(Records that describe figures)
======
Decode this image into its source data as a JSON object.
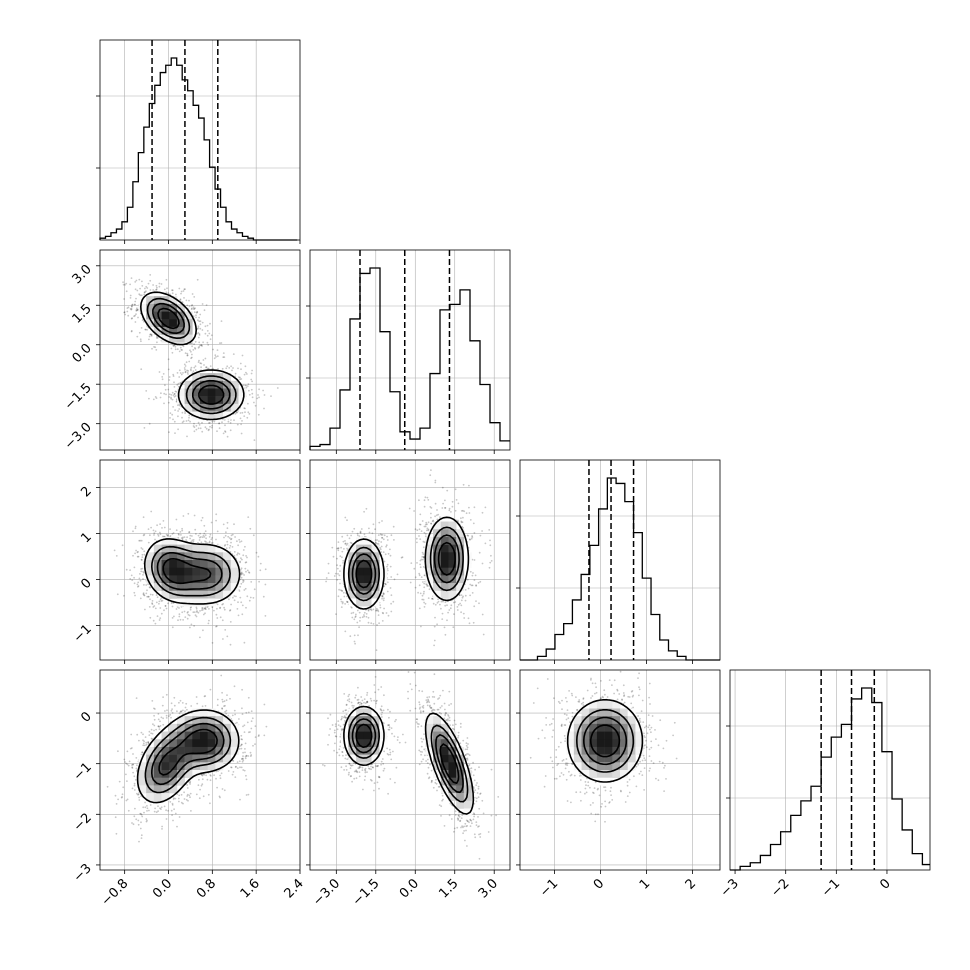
{
  "chart_data": {
    "type": "scatter",
    "title": "",
    "variables": [
      {
        "label": "",
        "range": [
          -1.25,
          2.4
        ],
        "ticks": [
          -0.8,
          0.0,
          0.8,
          1.6,
          2.4
        ],
        "tick_labels": [
          "−0.8",
          "0.0",
          "0.8",
          "1.6",
          "2.4"
        ],
        "quantiles": [
          -0.3,
          0.3,
          0.9
        ]
      },
      {
        "label": "",
        "range": [
          -4.0,
          3.6
        ],
        "ticks": [
          -3.0,
          -1.5,
          0.0,
          1.5,
          3.0
        ],
        "tick_labels": [
          "−3.0",
          "−1.5",
          "0.0",
          "1.5",
          "3.0"
        ],
        "quantiles": [
          -2.1,
          -0.4,
          1.3
        ]
      },
      {
        "label": "",
        "range": [
          -1.75,
          2.6
        ],
        "ticks": [
          -1,
          0,
          1,
          2
        ],
        "tick_labels": [
          "−1",
          "0",
          "1",
          "2"
        ],
        "quantiles": [
          -0.25,
          0.23,
          0.72
        ]
      },
      {
        "label": "",
        "range": [
          -3.1,
          0.85
        ],
        "ticks": [
          -3,
          -2,
          -1,
          0
        ],
        "tick_labels": [
          "−3",
          "−2",
          "−1",
          "0"
        ],
        "quantiles": [
          -1.3,
          -0.7,
          -0.25
        ]
      }
    ],
    "histograms": [
      {
        "variable": 0,
        "bin_start": -1.25,
        "bin_width": 0.1,
        "counts": [
          1,
          2,
          4,
          6,
          10,
          18,
          32,
          48,
          62,
          75,
          85,
          92,
          96,
          100,
          96,
          88,
          82,
          74,
          67,
          55,
          40,
          28,
          18,
          10,
          6,
          4,
          2,
          1,
          0,
          0,
          0,
          0,
          0,
          0,
          0,
          0
        ]
      },
      {
        "variable": 1,
        "bin_start": -4.0,
        "bin_width": 0.38,
        "counts": [
          2,
          3,
          12,
          33,
          72,
          97,
          100,
          65,
          32,
          10,
          6,
          12,
          42,
          77,
          80,
          88,
          60,
          36,
          15,
          5
        ]
      },
      {
        "variable": 2,
        "bin_start": -1.75,
        "bin_width": 0.19,
        "counts": [
          0,
          0,
          2,
          6,
          14,
          20,
          33,
          47,
          63,
          83,
          100,
          97,
          87,
          70,
          45,
          25,
          11,
          5,
          2,
          0,
          0,
          0,
          0
        ]
      },
      {
        "variable": 3,
        "bin_start": -3.1,
        "bin_width": 0.2,
        "counts": [
          0,
          2,
          4,
          8,
          14,
          21,
          30,
          38,
          46,
          62,
          73,
          80,
          94,
          100,
          92,
          65,
          39,
          22,
          9,
          3
        ]
      }
    ],
    "pairs": [
      {
        "x": 0,
        "y": 1,
        "clusters": [
          {
            "cx": 0.0,
            "cy": 1.0,
            "sx": 0.28,
            "sy": 0.55,
            "rho": -0.45,
            "weight": 1.0
          },
          {
            "cx": 0.78,
            "cy": -1.9,
            "sx": 0.33,
            "sy": 0.52,
            "rho": 0.0,
            "weight": 1.0
          }
        ]
      },
      {
        "x": 0,
        "y": 2,
        "clusters": [
          {
            "cx": 0.05,
            "cy": 0.22,
            "sx": 0.28,
            "sy": 0.38,
            "rho": -0.15,
            "weight": 1.0
          },
          {
            "cx": 0.72,
            "cy": 0.12,
            "sx": 0.35,
            "sy": 0.38,
            "rho": 0.0,
            "weight": 0.9
          }
        ]
      },
      {
        "x": 0,
        "y": 3,
        "clusters": [
          {
            "cx": -0.05,
            "cy": -1.05,
            "sx": 0.3,
            "sy": 0.42,
            "rho": 0.35,
            "weight": 0.9
          },
          {
            "cx": 0.68,
            "cy": -0.55,
            "sx": 0.34,
            "sy": 0.34,
            "rho": 0.0,
            "weight": 1.0
          }
        ]
      },
      {
        "x": 1,
        "y": 2,
        "clusters": [
          {
            "cx": -1.95,
            "cy": 0.12,
            "sx": 0.42,
            "sy": 0.42,
            "rho": 0.0,
            "weight": 1.0
          },
          {
            "cx": 1.2,
            "cy": 0.45,
            "sx": 0.45,
            "sy": 0.5,
            "rho": 0.0,
            "weight": 1.0
          }
        ]
      },
      {
        "x": 1,
        "y": 3,
        "clusters": [
          {
            "cx": -1.95,
            "cy": -0.45,
            "sx": 0.42,
            "sy": 0.32,
            "rho": 0.0,
            "weight": 1.0
          },
          {
            "cx": 1.3,
            "cy": -1.0,
            "sx": 0.5,
            "sy": 0.55,
            "rho": -0.7,
            "weight": 1.0
          }
        ]
      },
      {
        "x": 2,
        "y": 3,
        "clusters": [
          {
            "cx": 0.1,
            "cy": -0.55,
            "sx": 0.45,
            "sy": 0.45,
            "rho": 0.0,
            "weight": 1.0
          }
        ]
      }
    ],
    "grid": true,
    "contour_levels": 4,
    "quantile_line_style": "dashed",
    "colors": {
      "line": "#000000",
      "grid": "#b0b0b0",
      "density_max": "#000000",
      "background": "#ffffff"
    }
  }
}
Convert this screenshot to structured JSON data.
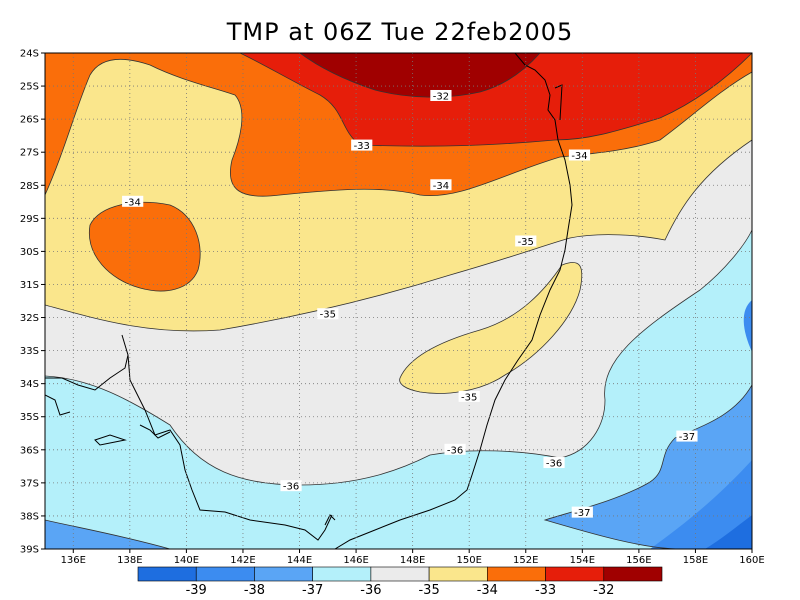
======
§ AIM
Generate a word-for-word copy of the preceding records, excluding all pictures.

§ TASK SOLUTION
Decode this image into its source data as a JSON object.
{
  "chart_data": {
    "type": "scatter",
    "title": "",
    "variables": [
      {
        "label": "",
        "range": [
          -1.25,
          2.4
        ],
        "ticks": [
          -0.8,
          0.0,
          0.8,
          1.6,
          2.4
        ],
        "tick_labels": [
          "−0.8",
          "0.0",
          "0.8",
          "1.6",
          "2.4"
        ],
        "quantiles": [
          -0.3,
          0.3,
          0.9
        ]
      },
      {
        "label": "",
        "range": [
          -4.0,
          3.6
        ],
        "ticks": [
          -3.0,
          -1.5,
          0.0,
          1.5,
          3.0
        ],
        "tick_labels": [
          "−3.0",
          "−1.5",
          "0.0",
          "1.5",
          "3.0"
        ],
        "quantiles": [
          -2.1,
          -0.4,
          1.3
        ]
      },
      {
        "label": "",
        "range": [
          -1.75,
          2.6
        ],
        "ticks": [
          -1,
          0,
          1,
          2
        ],
        "tick_labels": [
          "−1",
          "0",
          "1",
          "2"
        ],
        "quantiles": [
          -0.25,
          0.23,
          0.72
        ]
      },
      {
        "label": "",
        "range": [
          -3.1,
          0.85
        ],
        "ticks": [
          -3,
          -2,
          -1,
          0
        ],
        "tick_labels": [
          "−3",
          "−2",
          "−1",
          "0"
        ],
        "quantiles": [
          -1.3,
          -0.7,
          -0.25
        ]
      }
    ],
    "histograms": [
      {
        "variable": 0,
        "bin_start": -1.25,
        "bin_width": 0.1,
        "counts": [
          1,
          2,
          4,
          6,
          10,
          18,
          32,
          48,
          62,
          75,
          85,
          92,
          96,
          100,
          96,
          88,
          82,
          74,
          67,
          55,
          40,
          28,
          18,
          10,
          6,
          4,
          2,
          1,
          0,
          0,
          0,
          0,
          0,
          0,
          0,
          0
        ]
      },
      {
        "variable": 1,
        "bin_start": -4.0,
        "bin_width": 0.38,
        "counts": [
          2,
          3,
          12,
          33,
          72,
          97,
          100,
          65,
          32,
          10,
          6,
          12,
          42,
          77,
          80,
          88,
          60,
          36,
          15,
          5
        ]
      },
      {
        "variable": 2,
        "bin_start": -1.75,
        "bin_width": 0.19,
        "counts": [
          0,
          0,
          2,
          6,
          14,
          20,
          33,
          47,
          63,
          83,
          100,
          97,
          87,
          70,
          45,
          25,
          11,
          5,
          2,
          0,
          0,
          0,
          0
        ]
      },
      {
        "variable": 3,
        "bin_start": -3.1,
        "bin_width": 0.2,
        "counts": [
          0,
          2,
          4,
          8,
          14,
          21,
          30,
          38,
          46,
          62,
          73,
          80,
          94,
          100,
          92,
          65,
          39,
          22,
          9,
          3
        ]
      }
    ],
    "pairs": [
      {
        "x": 0,
        "y": 1,
        "clusters": [
          {
            "cx": 0.0,
            "cy": 1.0,
            "sx": 0.28,
            "sy": 0.55,
            "rho": -0.45,
            "weight": 1.0
          },
          {
            "cx": 0.78,
            "cy": -1.9,
            "sx": 0.33,
            "sy": 0.52,
            "rho": 0.0,
            "weight": 1.0
          }
        ]
      },
      {
        "x": 0,
        "y": 2,
        "clusters": [
          {
            "cx": 0.05,
            "cy": 0.22,
            "sx": 0.28,
            "sy": 0.38,
            "rho": -0.15,
            "weight": 1.0
          },
          {
            "cx": 0.72,
            "cy": 0.12,
            "sx": 0.35,
            "sy": 0.38,
            "rho": 0.0,
            "weight": 0.9
          }
        ]
      },
      {
        "x": 0,
        "y": 3,
        "clusters": [
          {
            "cx": -0.05,
            "cy": -1.05,
            "sx": 0.3,
            "sy": 0.42,
            "rho": 0.35,
            "weight": 0.9
          },
          {
            "cx": 0.68,
            "cy": -0.55,
            "sx": 0.34,
            "sy": 0.34,
            "rho": 0.0,
            "weight": 1.0
          }
        ]
      },
      {
        "x": 1,
        "y": 2,
        "clusters": [
          {
            "cx": -1.95,
            "cy": 0.12,
            "sx": 0.42,
            "sy": 0.42,
            "rho": 0.0,
            "weight": 1.0
          },
          {
            "cx": 1.2,
            "cy": 0.45,
            "sx": 0.45,
            "sy": 0.5,
            "rho": 0.0,
            "weight": 1.0
          }
        ]
      },
      {
        "x": 1,
        "y": 3,
        "clusters": [
          {
            "cx": -1.95,
            "cy": -0.45,
            "sx": 0.42,
            "sy": 0.32,
            "rho": 0.0,
            "weight": 1.0
          },
          {
            "cx": 1.3,
            "cy": -1.0,
            "sx": 0.5,
            "sy": 0.55,
            "rho": -0.7,
            "weight": 1.0
          }
        ]
      },
      {
        "x": 2,
        "y": 3,
        "clusters": [
          {
            "cx": 0.1,
            "cy": -0.55,
            "sx": 0.45,
            "sy": 0.45,
            "rho": 0.0,
            "weight": 1.0
          }
        ]
      }
    ],
    "grid": true,
    "contour_levels": 4,
    "quantile_line_style": "dashed",
    "colors": {
      "line": "#000000",
      "grid": "#b0b0b0",
      "density_max": "#000000",
      "background": "#ffffff"
    }
  }
}
Convert this screenshot to structured JSON data.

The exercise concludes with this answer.